| TASK DETAILS |
Please say how many lines of the entries below contain the word "belastingjaar", and leave out everything else.

□ □ □ □ □ □ □

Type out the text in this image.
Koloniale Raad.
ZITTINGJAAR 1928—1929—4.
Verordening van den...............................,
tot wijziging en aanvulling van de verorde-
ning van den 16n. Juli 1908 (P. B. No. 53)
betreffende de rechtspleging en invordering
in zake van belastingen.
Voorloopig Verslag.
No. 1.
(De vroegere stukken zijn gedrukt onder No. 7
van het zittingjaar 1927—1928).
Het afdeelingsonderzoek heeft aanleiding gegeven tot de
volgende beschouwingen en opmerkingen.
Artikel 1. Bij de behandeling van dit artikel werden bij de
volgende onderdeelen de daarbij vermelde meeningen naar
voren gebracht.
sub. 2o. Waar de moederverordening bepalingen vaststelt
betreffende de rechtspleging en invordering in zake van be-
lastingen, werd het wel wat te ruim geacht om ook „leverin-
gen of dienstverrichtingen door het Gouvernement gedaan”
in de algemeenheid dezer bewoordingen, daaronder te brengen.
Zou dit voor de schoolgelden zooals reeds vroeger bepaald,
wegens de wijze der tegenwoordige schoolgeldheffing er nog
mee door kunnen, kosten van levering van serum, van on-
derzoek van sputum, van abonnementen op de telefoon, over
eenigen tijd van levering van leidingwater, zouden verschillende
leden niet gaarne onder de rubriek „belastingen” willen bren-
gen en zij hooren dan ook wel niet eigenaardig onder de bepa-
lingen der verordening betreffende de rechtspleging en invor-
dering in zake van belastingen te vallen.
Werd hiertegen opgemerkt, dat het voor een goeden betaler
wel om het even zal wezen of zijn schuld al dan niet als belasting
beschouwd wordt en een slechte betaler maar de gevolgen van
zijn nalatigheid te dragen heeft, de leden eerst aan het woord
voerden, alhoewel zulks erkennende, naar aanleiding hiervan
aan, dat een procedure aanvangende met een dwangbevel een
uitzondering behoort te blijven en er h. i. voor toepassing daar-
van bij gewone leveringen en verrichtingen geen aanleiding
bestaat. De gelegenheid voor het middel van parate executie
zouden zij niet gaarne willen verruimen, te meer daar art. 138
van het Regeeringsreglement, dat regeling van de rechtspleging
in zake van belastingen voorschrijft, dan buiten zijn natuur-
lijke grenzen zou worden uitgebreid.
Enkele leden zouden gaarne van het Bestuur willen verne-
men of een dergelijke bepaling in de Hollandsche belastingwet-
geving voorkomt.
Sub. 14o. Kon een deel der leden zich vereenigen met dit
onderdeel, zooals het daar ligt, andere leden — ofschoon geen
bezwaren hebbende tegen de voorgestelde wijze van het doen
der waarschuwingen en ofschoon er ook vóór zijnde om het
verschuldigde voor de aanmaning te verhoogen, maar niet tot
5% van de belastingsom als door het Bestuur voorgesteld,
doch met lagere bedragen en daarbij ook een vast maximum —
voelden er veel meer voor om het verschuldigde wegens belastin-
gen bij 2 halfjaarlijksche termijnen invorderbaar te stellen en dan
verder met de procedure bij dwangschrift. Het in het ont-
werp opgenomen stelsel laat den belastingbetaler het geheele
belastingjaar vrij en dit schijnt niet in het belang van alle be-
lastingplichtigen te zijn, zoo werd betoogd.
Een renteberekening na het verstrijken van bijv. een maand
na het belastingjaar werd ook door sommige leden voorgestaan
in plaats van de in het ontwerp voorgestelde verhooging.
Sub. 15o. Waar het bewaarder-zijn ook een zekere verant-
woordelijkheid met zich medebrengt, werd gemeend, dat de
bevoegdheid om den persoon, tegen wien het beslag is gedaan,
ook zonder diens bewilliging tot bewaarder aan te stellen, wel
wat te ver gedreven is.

□ □ □ □ □ □ □

| YOUR RESPONSE |
2